### What to produce
In the material below, find all lines with the string "hours" and copy them.

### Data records
- - - - - - -

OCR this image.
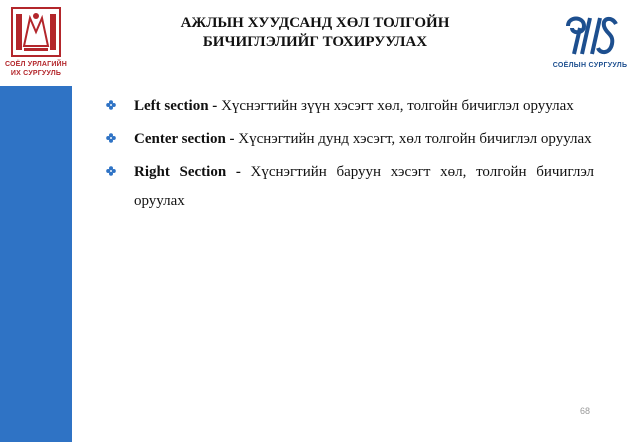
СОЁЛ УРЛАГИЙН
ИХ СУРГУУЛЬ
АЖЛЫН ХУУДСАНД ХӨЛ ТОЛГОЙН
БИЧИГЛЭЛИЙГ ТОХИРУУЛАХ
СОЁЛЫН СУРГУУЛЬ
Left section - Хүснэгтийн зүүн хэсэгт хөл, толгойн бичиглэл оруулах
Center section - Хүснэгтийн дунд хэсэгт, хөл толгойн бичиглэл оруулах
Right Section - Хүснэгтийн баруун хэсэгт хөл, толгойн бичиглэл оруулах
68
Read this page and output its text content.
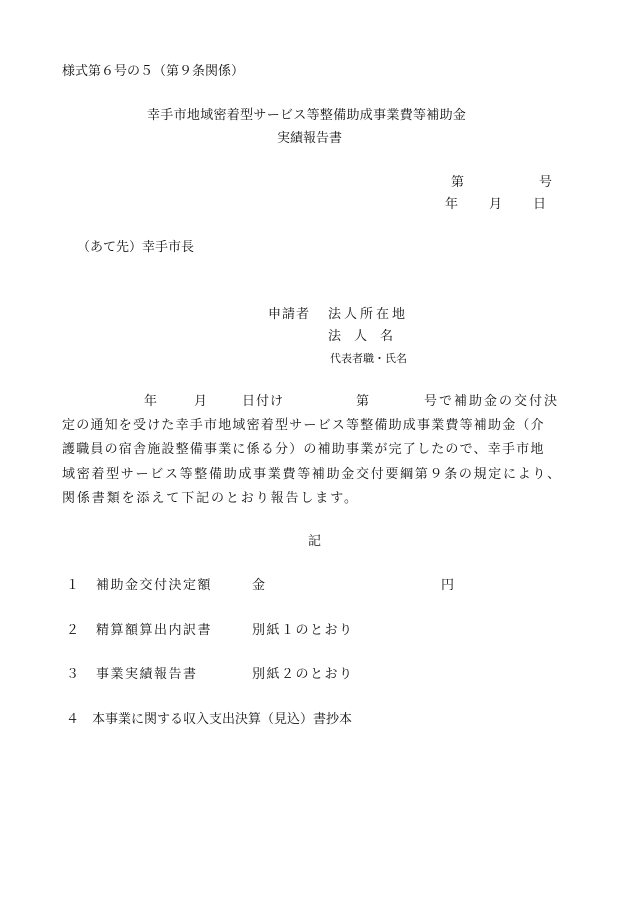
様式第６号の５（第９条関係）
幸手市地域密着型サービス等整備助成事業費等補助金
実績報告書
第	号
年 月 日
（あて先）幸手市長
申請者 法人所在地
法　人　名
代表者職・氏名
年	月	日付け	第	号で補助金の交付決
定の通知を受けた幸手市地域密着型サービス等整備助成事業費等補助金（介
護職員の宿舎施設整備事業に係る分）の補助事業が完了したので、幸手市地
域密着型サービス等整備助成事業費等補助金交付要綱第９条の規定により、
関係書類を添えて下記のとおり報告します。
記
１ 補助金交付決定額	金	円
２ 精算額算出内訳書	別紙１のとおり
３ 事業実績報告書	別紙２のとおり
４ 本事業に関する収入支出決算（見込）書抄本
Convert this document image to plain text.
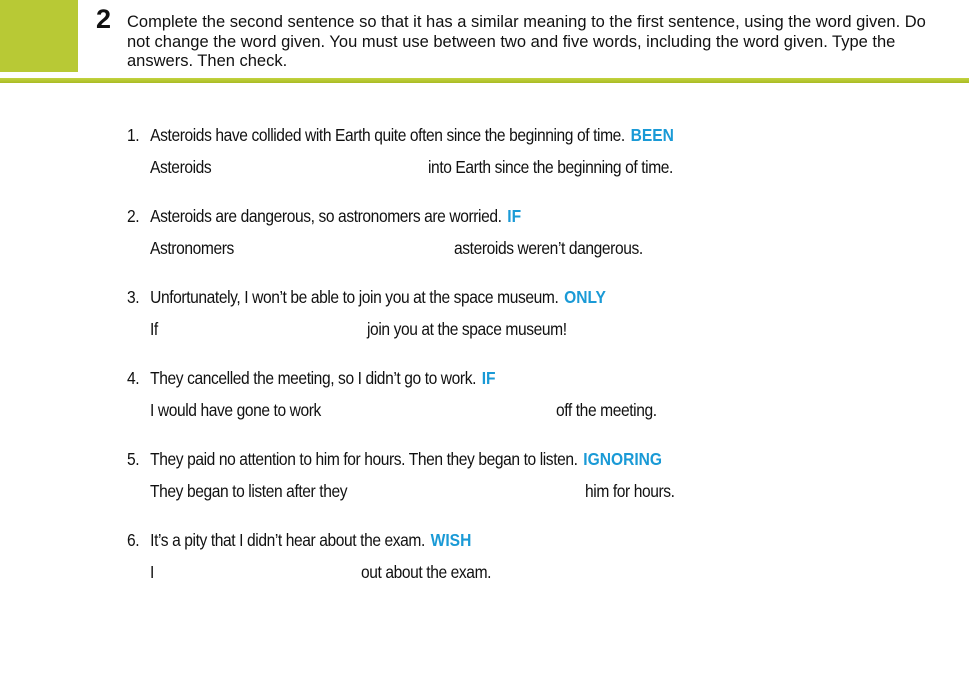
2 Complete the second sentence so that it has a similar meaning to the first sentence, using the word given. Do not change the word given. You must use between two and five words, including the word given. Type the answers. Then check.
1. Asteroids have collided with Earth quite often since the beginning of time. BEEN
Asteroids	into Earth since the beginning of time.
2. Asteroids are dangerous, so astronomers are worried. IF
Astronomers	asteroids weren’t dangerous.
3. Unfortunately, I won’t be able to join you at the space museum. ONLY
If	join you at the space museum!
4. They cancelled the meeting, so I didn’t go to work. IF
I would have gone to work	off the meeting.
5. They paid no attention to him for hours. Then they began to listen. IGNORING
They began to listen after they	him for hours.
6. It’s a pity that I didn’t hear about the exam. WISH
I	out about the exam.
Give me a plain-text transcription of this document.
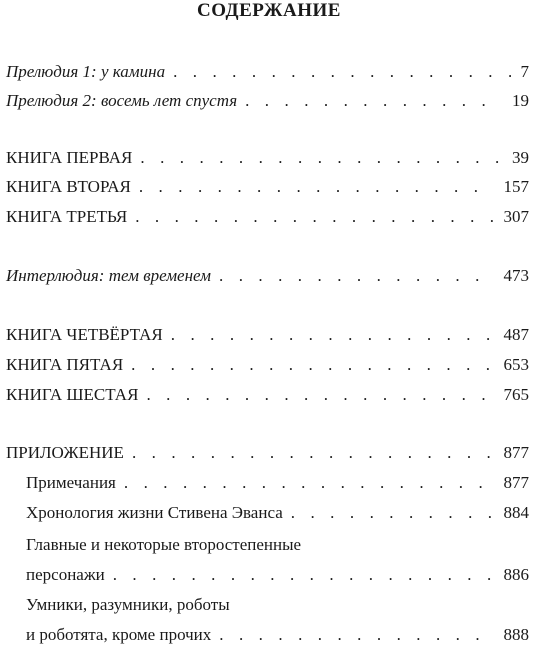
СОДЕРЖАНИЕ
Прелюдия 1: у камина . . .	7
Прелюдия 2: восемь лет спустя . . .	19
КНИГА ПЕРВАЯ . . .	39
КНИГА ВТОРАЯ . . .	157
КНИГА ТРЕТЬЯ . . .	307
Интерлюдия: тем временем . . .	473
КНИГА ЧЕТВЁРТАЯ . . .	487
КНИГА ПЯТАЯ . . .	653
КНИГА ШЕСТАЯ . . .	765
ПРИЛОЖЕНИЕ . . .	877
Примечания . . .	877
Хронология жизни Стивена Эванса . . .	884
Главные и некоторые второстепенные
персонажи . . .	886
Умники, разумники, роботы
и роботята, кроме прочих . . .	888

- - - - - - -

### Response to this exercise
5. They paid no attention to him for hours. Then they began to listen. IGNORING
They began to listen after they	him for hours.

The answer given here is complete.